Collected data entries
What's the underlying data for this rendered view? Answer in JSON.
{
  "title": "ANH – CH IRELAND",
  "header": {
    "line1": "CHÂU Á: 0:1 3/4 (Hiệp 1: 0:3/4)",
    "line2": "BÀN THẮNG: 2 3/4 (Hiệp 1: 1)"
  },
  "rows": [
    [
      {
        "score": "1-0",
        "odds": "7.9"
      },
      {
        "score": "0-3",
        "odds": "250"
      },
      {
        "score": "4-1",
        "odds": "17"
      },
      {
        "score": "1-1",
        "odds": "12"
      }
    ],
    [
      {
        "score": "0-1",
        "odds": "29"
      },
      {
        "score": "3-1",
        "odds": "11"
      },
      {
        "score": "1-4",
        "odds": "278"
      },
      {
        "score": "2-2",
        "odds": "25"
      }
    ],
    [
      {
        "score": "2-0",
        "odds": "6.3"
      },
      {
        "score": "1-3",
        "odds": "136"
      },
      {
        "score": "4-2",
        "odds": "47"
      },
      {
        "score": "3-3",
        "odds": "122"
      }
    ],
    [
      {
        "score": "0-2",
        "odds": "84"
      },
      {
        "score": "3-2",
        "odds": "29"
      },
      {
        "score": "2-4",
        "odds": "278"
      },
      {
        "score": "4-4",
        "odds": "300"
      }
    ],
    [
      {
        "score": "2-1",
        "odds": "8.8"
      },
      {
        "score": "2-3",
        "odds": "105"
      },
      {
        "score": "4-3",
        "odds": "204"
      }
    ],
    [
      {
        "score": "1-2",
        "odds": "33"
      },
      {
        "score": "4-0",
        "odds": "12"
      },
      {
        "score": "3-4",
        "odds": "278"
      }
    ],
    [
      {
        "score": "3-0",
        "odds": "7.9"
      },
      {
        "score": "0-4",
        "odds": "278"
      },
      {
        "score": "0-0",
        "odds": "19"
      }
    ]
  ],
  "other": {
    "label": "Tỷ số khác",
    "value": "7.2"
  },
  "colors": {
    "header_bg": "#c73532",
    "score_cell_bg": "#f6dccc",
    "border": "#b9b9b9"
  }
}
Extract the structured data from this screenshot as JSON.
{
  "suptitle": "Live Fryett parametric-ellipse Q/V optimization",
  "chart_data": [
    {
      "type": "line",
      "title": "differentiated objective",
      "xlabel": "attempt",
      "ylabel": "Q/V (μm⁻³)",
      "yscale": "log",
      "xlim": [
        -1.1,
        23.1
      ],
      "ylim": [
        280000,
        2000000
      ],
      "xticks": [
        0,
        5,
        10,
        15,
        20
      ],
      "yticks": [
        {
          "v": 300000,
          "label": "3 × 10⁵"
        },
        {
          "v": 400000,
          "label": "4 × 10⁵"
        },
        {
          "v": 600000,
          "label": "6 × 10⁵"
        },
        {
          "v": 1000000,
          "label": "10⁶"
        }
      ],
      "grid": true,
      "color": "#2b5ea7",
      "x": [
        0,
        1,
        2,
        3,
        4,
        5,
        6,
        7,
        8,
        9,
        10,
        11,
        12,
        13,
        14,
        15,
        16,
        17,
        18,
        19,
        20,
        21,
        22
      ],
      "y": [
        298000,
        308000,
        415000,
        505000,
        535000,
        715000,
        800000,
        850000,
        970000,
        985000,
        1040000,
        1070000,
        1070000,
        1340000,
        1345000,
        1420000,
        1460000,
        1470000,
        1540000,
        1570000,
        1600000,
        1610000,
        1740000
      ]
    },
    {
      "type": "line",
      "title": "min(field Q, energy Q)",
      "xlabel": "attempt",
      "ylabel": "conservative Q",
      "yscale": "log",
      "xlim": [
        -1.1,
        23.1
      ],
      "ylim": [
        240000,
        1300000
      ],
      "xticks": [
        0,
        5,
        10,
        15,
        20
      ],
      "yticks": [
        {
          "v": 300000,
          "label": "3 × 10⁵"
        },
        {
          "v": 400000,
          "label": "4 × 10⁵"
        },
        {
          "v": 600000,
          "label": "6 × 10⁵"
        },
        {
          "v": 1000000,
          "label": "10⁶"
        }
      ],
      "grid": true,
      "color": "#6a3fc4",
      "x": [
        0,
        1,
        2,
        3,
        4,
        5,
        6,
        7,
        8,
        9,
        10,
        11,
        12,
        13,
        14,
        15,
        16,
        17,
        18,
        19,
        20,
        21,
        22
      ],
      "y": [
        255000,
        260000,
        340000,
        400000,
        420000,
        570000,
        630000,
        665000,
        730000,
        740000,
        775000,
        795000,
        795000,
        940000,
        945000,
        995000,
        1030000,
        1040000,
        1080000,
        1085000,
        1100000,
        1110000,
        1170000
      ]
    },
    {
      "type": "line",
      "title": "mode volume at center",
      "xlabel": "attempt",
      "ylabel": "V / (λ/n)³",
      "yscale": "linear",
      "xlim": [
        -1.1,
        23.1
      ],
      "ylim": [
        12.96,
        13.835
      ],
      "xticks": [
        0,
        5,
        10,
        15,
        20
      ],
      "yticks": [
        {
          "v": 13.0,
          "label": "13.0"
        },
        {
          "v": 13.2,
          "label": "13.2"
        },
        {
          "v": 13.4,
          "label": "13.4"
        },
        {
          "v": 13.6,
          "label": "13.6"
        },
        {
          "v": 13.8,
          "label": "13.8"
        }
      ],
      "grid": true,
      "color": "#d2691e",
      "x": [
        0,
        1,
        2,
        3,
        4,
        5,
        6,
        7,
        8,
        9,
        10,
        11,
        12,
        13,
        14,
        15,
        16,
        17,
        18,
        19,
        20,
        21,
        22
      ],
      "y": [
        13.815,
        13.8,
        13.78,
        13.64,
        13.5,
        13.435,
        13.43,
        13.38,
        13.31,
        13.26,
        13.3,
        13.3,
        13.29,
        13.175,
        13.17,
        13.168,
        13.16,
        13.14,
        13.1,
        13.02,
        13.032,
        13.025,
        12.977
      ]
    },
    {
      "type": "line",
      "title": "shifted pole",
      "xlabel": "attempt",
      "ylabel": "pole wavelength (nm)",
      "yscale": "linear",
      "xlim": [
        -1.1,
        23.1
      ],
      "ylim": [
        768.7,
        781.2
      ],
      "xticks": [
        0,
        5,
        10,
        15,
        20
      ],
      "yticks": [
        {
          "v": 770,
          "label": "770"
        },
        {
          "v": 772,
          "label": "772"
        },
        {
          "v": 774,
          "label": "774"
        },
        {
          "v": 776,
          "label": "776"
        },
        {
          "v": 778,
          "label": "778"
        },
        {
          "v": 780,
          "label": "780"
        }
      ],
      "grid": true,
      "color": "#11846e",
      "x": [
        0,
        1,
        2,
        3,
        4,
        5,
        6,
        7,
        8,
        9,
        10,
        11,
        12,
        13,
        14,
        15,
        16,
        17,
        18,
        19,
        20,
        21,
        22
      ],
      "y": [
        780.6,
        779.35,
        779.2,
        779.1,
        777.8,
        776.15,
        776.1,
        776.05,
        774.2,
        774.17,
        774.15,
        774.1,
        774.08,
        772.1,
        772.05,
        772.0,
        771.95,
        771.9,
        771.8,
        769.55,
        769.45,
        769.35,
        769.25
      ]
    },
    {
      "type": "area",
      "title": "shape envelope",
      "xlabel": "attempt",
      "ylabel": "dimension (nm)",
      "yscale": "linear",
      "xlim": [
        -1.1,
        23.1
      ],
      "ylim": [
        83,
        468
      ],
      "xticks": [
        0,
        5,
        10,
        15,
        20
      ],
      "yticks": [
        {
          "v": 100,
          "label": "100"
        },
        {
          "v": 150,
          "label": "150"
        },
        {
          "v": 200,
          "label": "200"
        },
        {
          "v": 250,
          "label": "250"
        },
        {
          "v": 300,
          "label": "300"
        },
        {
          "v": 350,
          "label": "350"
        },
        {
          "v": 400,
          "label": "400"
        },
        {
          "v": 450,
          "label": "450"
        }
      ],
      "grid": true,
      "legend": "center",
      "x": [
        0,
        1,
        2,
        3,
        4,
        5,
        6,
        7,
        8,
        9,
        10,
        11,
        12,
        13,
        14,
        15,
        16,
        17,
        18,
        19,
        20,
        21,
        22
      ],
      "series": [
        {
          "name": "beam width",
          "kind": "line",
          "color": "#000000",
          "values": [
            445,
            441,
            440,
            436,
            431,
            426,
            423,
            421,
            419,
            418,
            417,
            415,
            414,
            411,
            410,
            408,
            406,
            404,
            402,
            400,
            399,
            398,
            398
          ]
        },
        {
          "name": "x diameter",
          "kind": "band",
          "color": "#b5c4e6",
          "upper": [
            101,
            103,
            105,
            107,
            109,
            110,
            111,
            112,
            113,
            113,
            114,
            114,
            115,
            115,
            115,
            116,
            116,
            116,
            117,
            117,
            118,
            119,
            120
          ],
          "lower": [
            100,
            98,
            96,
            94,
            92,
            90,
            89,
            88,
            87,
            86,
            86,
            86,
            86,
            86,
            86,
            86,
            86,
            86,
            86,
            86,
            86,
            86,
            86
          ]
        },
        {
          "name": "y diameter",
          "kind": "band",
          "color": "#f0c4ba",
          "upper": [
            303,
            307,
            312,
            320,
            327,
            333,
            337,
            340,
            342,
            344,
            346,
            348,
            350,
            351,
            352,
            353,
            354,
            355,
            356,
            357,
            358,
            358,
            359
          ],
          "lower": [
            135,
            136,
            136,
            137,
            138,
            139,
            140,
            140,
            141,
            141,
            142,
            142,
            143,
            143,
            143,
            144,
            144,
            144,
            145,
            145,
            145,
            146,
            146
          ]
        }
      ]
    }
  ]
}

_Exercise objective_
In the records above, collect each line with "name".

_Response to this exercise_
          "name": "beam width",
          "name": "x diameter",
          "name": "y diameter",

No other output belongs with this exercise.